Direction — Consider the data that follows and state how many lines contain the string "Industrials", using the number alone.

Dataset extract —
------------------------------------------------------------------------
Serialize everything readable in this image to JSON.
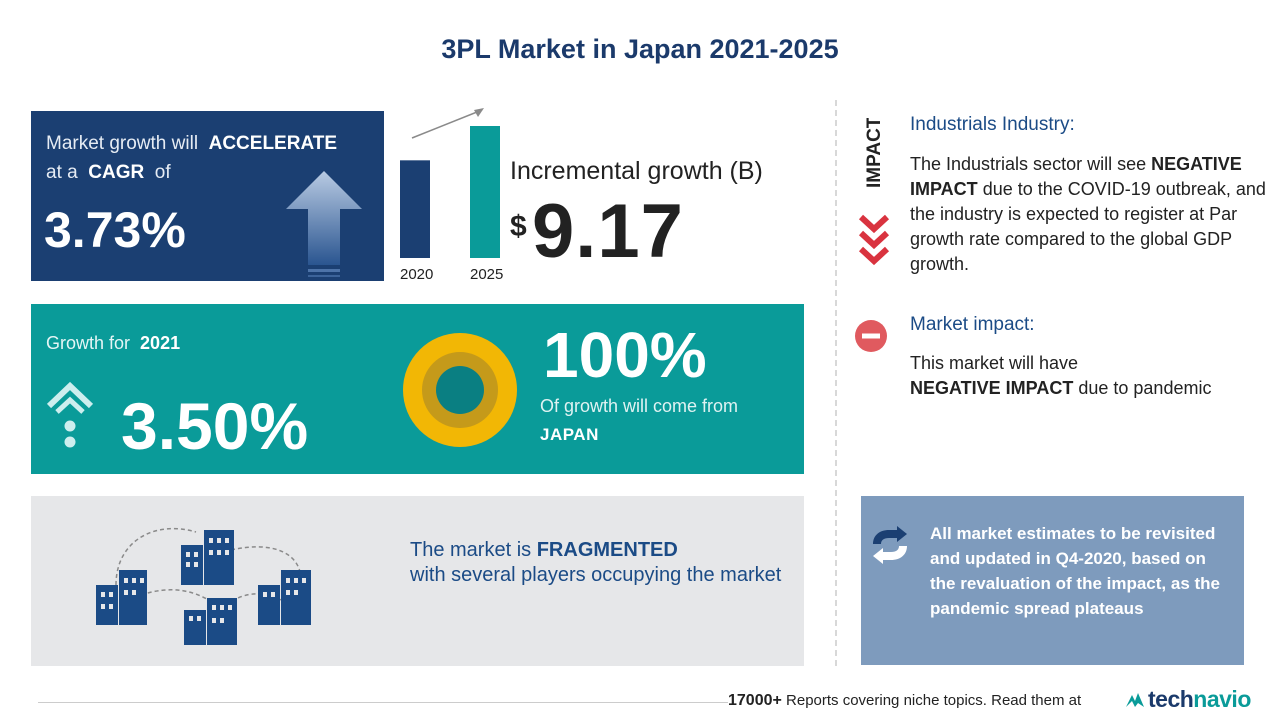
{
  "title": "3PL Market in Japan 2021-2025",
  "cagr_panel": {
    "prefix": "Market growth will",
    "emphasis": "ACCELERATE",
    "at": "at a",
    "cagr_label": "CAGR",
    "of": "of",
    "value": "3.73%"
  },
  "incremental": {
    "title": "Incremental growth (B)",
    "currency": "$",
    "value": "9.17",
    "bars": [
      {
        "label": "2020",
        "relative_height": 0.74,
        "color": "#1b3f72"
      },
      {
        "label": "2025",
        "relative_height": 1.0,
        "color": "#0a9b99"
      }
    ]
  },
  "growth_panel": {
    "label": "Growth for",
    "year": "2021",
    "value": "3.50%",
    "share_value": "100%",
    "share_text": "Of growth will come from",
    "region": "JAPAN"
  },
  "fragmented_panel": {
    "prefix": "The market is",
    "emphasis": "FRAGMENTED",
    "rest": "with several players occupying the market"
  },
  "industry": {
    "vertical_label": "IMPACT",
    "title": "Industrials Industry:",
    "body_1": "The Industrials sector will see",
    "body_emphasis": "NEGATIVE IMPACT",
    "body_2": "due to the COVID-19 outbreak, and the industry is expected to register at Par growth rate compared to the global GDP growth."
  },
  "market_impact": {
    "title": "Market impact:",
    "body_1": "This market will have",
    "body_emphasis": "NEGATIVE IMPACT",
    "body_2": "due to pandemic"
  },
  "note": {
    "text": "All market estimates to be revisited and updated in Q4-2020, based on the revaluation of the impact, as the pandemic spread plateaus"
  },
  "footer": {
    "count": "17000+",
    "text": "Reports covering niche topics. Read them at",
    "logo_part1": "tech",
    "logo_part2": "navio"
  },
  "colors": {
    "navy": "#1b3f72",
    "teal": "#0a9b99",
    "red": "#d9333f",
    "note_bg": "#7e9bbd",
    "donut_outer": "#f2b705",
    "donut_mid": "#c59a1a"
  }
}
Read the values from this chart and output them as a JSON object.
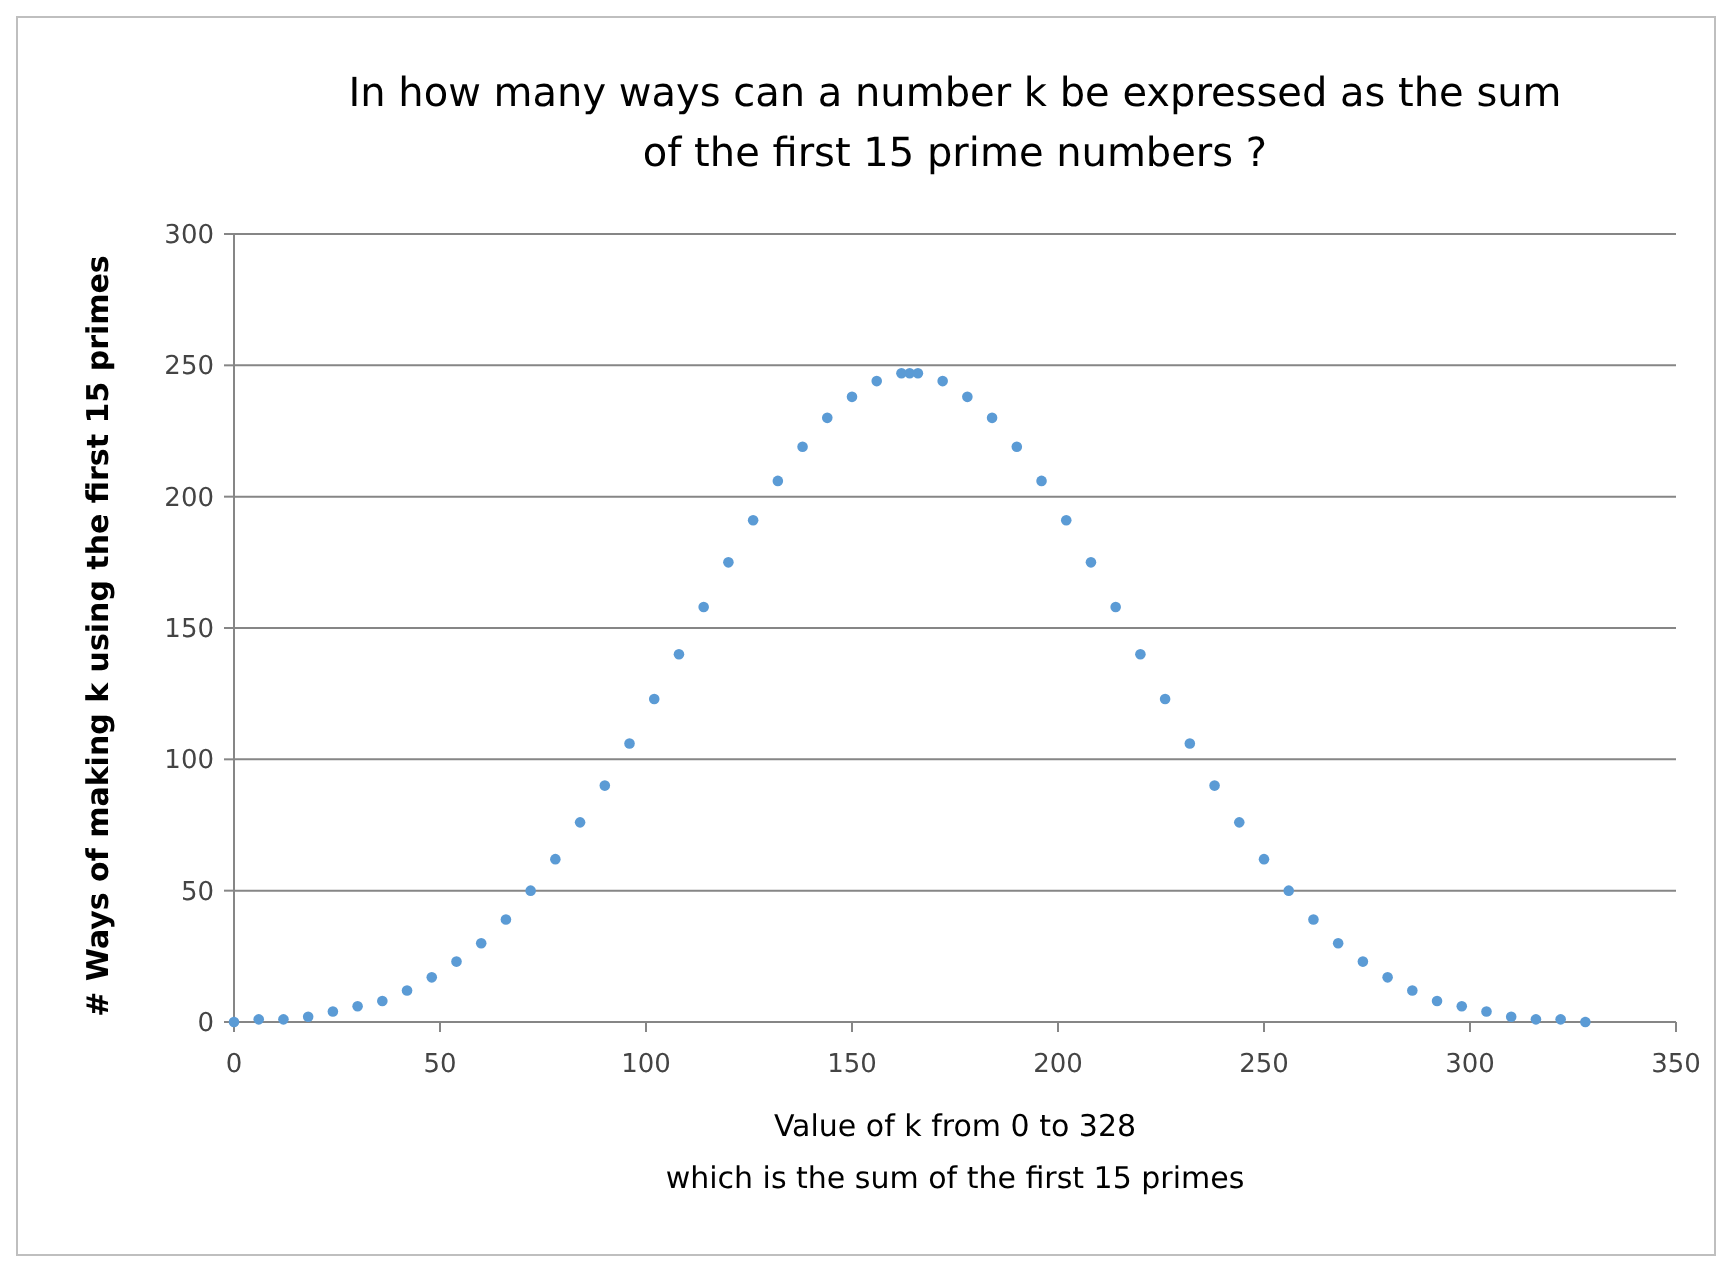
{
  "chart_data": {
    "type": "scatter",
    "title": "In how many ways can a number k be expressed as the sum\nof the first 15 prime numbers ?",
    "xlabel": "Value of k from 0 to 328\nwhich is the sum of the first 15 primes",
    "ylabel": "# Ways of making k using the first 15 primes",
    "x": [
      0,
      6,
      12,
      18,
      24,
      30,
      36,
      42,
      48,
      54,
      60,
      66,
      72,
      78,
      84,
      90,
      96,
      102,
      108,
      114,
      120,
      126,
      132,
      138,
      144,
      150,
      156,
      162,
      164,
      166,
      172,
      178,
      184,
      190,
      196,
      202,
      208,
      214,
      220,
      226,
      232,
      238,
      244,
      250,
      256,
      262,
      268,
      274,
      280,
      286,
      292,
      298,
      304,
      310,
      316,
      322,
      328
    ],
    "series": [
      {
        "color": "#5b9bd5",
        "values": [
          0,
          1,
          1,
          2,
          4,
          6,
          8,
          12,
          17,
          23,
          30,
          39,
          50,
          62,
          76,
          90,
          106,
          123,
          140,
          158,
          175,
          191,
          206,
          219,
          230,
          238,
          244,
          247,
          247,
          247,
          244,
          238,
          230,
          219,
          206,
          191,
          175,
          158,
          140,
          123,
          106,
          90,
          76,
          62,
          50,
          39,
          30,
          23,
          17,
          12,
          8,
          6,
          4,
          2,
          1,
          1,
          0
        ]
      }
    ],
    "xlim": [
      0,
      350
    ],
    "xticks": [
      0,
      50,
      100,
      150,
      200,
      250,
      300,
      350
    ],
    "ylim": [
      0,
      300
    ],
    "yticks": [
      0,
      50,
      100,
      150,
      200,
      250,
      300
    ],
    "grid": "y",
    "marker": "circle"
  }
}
------------------------------------------------------------------------
Completed task — 2